> **GOAL**
Return a copy of every line in the records that includes the word "Trần".
** START **
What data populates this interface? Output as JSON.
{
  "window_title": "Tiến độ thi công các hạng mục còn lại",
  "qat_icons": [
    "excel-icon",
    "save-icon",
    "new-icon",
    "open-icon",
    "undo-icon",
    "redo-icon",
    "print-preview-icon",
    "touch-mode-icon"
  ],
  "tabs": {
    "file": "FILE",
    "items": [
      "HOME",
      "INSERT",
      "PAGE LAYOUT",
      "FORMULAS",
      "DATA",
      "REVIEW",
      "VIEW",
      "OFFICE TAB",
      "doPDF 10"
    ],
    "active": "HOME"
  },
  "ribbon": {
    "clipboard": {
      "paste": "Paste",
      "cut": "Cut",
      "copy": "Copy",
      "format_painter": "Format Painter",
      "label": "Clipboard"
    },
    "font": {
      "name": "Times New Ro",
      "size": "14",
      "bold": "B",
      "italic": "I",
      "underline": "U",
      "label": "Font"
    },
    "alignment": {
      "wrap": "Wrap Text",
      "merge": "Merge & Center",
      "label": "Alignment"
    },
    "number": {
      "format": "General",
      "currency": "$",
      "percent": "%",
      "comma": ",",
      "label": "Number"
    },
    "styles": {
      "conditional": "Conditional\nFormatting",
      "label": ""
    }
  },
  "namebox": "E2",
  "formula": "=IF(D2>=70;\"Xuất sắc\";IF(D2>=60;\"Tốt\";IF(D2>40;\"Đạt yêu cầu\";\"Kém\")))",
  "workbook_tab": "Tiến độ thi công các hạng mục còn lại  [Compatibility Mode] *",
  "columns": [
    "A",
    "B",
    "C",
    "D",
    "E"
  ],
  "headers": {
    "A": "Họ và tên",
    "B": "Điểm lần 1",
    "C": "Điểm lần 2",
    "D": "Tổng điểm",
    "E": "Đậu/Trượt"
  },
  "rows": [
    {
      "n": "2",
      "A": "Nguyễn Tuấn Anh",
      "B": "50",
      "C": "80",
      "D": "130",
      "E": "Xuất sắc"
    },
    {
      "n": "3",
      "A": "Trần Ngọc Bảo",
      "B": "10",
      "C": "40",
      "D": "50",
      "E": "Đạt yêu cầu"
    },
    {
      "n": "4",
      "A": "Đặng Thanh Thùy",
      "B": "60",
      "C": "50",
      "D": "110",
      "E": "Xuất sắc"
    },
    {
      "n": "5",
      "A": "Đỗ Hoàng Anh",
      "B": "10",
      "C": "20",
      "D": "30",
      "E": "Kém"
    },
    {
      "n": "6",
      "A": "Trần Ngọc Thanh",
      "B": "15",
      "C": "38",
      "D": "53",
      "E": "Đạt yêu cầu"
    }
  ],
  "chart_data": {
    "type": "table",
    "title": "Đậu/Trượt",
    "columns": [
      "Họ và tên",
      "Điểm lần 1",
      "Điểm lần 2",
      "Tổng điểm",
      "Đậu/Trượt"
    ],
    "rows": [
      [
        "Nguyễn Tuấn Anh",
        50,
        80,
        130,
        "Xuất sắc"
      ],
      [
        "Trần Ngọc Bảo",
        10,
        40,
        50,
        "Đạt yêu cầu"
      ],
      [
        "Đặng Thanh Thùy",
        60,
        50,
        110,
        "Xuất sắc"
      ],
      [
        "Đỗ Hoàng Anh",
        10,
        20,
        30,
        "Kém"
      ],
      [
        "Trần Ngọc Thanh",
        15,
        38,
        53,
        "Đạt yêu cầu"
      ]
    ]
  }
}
** END **
> **ANSWER BELOW**
      "A": "Trần Ngọc Bảo",
      "A": "Trần Ngọc Thanh",
        "Trần Ngọc Bảo",
        "Trần Ngọc Thanh",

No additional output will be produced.